Output the material exactly, but drop every image it holds.

Dataset entries on figures:
★ ★ ★ ★ ★ ★ ★
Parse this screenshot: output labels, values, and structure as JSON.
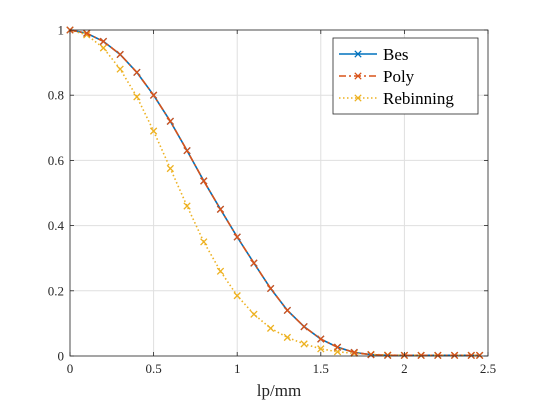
{
  "chart_data": {
    "type": "line",
    "title": "",
    "xlabel": "lp/mm",
    "ylabel": "",
    "xlim": [
      0,
      2.5
    ],
    "ylim": [
      0,
      1
    ],
    "xticks": [
      "0",
      "0.5",
      "1",
      "1.5",
      "2",
      "2.5"
    ],
    "yticks": [
      "0",
      "0.2",
      "0.4",
      "0.6",
      "0.8",
      "1"
    ],
    "grid": true,
    "legend_position": "top-right",
    "x": [
      0,
      0.1,
      0.2,
      0.3,
      0.4,
      0.5,
      0.6,
      0.7,
      0.8,
      0.9,
      1.0,
      1.1,
      1.2,
      1.3,
      1.4,
      1.5,
      1.6,
      1.7,
      1.8,
      1.9,
      2.0,
      2.1,
      2.2,
      2.3,
      2.4,
      2.45
    ],
    "series": [
      {
        "name": "Bes",
        "color": "#0072BD",
        "line_style": "solid",
        "marker": "x",
        "values": [
          1.0,
          0.99,
          0.965,
          0.925,
          0.87,
          0.8,
          0.72,
          0.63,
          0.537,
          0.45,
          0.365,
          0.285,
          0.207,
          0.14,
          0.09,
          0.052,
          0.027,
          0.011,
          0.004,
          0.002,
          0.002,
          0.002,
          0.002,
          0.002,
          0.002,
          0.002
        ]
      },
      {
        "name": "Poly",
        "color": "#D95319",
        "line_style": "dashdot",
        "marker": "x",
        "values": [
          1.0,
          0.99,
          0.965,
          0.925,
          0.87,
          0.8,
          0.72,
          0.63,
          0.537,
          0.45,
          0.365,
          0.285,
          0.207,
          0.14,
          0.09,
          0.052,
          0.027,
          0.011,
          0.004,
          0.002,
          0.002,
          0.002,
          0.002,
          0.002,
          0.002,
          0.002
        ]
      },
      {
        "name": "Rebinning",
        "color": "#EDB120",
        "line_style": "dotted",
        "marker": "x",
        "values": [
          1.0,
          0.985,
          0.945,
          0.88,
          0.795,
          0.69,
          0.575,
          0.46,
          0.35,
          0.26,
          0.185,
          0.128,
          0.085,
          0.057,
          0.037,
          0.022,
          0.013,
          0.008,
          0.005,
          0.003,
          0.002,
          0.002,
          0.002,
          0.002,
          0.002,
          0.002
        ]
      }
    ]
  }
}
★ ★ ★ ★ ★ ★ ★
Answer to the exercise:
Parse this screenshot: output labels, values, and structure as JSON.
{
  "chart_data": {
    "type": "line",
    "title": "",
    "xlabel": "lp/mm",
    "ylabel": "",
    "xlim": [
      0,
      2.5
    ],
    "ylim": [
      0,
      1
    ],
    "xticks": [
      "0",
      "0.5",
      "1",
      "1.5",
      "2",
      "2.5"
    ],
    "yticks": [
      "0",
      "0.2",
      "0.4",
      "0.6",
      "0.8",
      "1"
    ],
    "grid": true,
    "legend_position": "top-right",
    "x": [
      0,
      0.1,
      0.2,
      0.3,
      0.4,
      0.5,
      0.6,
      0.7,
      0.8,
      0.9,
      1.0,
      1.1,
      1.2,
      1.3,
      1.4,
      1.5,
      1.6,
      1.7,
      1.8,
      1.9,
      2.0,
      2.1,
      2.2,
      2.3,
      2.4,
      2.45
    ],
    "series": [
      {
        "name": "Bes",
        "color": "#0072BD",
        "line_style": "solid",
        "marker": "x",
        "values": [
          1.0,
          0.99,
          0.965,
          0.925,
          0.87,
          0.8,
          0.72,
          0.63,
          0.537,
          0.45,
          0.365,
          0.285,
          0.207,
          0.14,
          0.09,
          0.052,
          0.027,
          0.011,
          0.004,
          0.002,
          0.002,
          0.002,
          0.002,
          0.002,
          0.002,
          0.002
        ]
      },
      {
        "name": "Poly",
        "color": "#D95319",
        "line_style": "dashdot",
        "marker": "x",
        "values": [
          1.0,
          0.99,
          0.965,
          0.925,
          0.87,
          0.8,
          0.72,
          0.63,
          0.537,
          0.45,
          0.365,
          0.285,
          0.207,
          0.14,
          0.09,
          0.052,
          0.027,
          0.011,
          0.004,
          0.002,
          0.002,
          0.002,
          0.002,
          0.002,
          0.002,
          0.002
        ]
      },
      {
        "name": "Rebinning",
        "color": "#EDB120",
        "line_style": "dotted",
        "marker": "x",
        "values": [
          1.0,
          0.985,
          0.945,
          0.88,
          0.795,
          0.69,
          0.575,
          0.46,
          0.35,
          0.26,
          0.185,
          0.128,
          0.085,
          0.057,
          0.037,
          0.022,
          0.013,
          0.008,
          0.005,
          0.003,
          0.002,
          0.002,
          0.002,
          0.002,
          0.002,
          0.002
        ]
      }
    ]
  }
}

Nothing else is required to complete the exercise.